Put the listing, from its first line through the line containing "count-badge: 1 (630, 28, 666, 64)", into a Markdown table with the columns Row and Line, skipping blank lines. Leave the pictures out.

● Material for this task:
:::::

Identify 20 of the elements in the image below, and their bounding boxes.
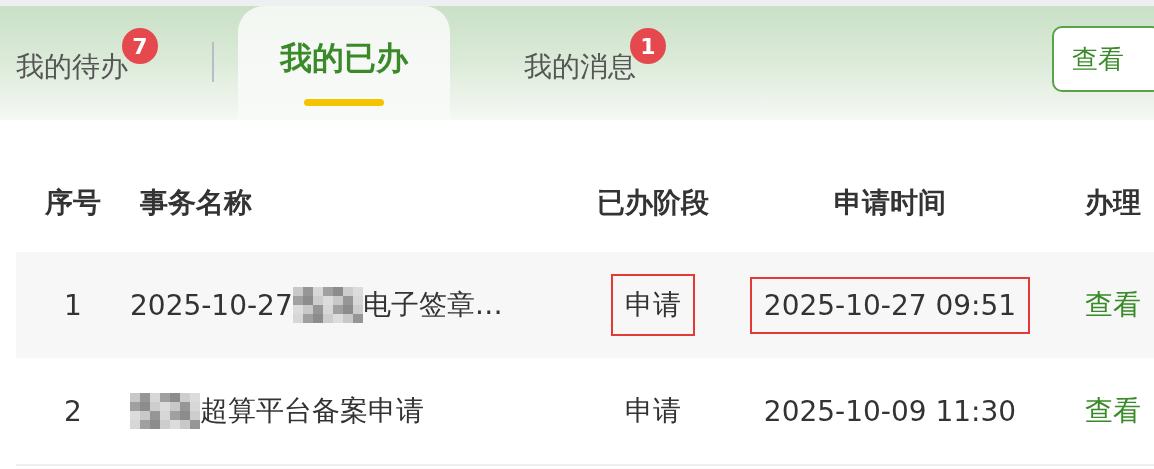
table-cell: 2 (64, 394, 82, 428)
column-header: 事务名称 (139, 185, 252, 221)
view-all-button[interactable]: 查看 (1052, 26, 1154, 92)
table-cell: 申请 (610, 274, 695, 336)
column-header: 序号 (45, 185, 101, 221)
view-link[interactable]: 查看 (1085, 286, 1141, 324)
count-badge: 1 (630, 28, 666, 64)
view-link[interactable]: 查看 (1085, 392, 1141, 430)
table-cell: 2025-10-27 09:51 (749, 276, 1031, 334)
column-header: 已办阶段 (596, 185, 709, 221)
table-cell-text: 申请 (623, 393, 682, 429)
tab[interactable]: 我的已办 (238, 6, 450, 120)
count-badge: 7 (122, 28, 158, 64)
table-cell: 2025-10-27 (130, 288, 293, 322)
table-cell-text: 2025-10-09 11:30 (762, 393, 1018, 430)
table-cell: 1 (64, 288, 82, 322)
table-cell-text: 超算平台备案申请 (200, 393, 424, 429)
column-header: 办理 (1084, 185, 1141, 221)
column-header: 申请时间 (834, 185, 946, 221)
table-cell-text: 电子签章… (362, 287, 503, 323)
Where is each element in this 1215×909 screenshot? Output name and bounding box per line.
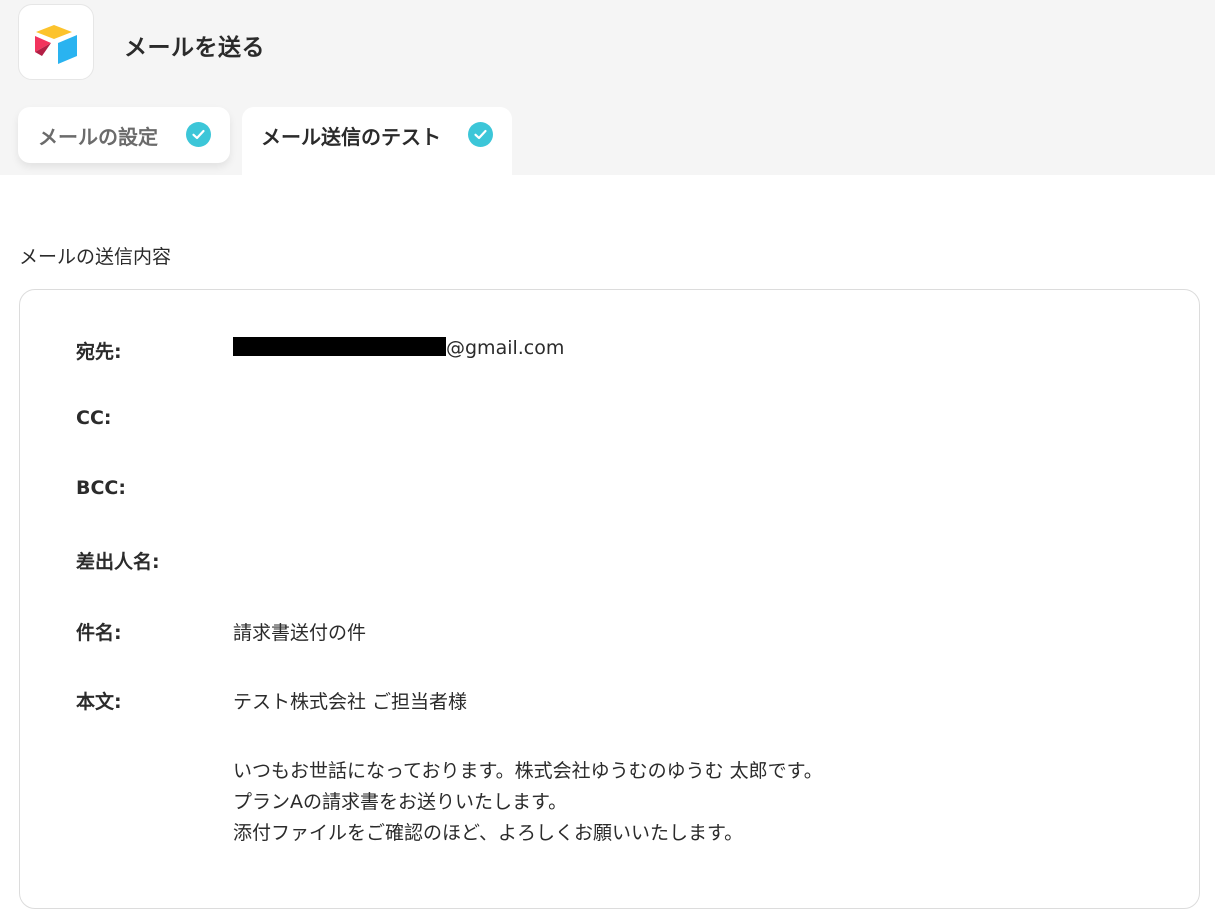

:::::

● Exercise answer:
| Row | Line |
|---|---|
| 1 | Identify 20 of the elements in the image below, and their bounding boxes. |
| 2 | table-cell: 2 (64, 394, 82, 428) |
| 3 | column-header: 事务名称 (139, 185, 252, 221) |
| 4 | view-all-button[interactable]: 查看 (1052, 26, 1154, 92) |
| 5 | table-cell: 申请 (610, 274, 695, 336) |
| 6 | column-header: 序号 (45, 185, 101, 221) |
| 7 | view-link[interactable]: 查看 (1085, 286, 1141, 324) |
| 8 | count-badge: 1 (630, 28, 666, 64) |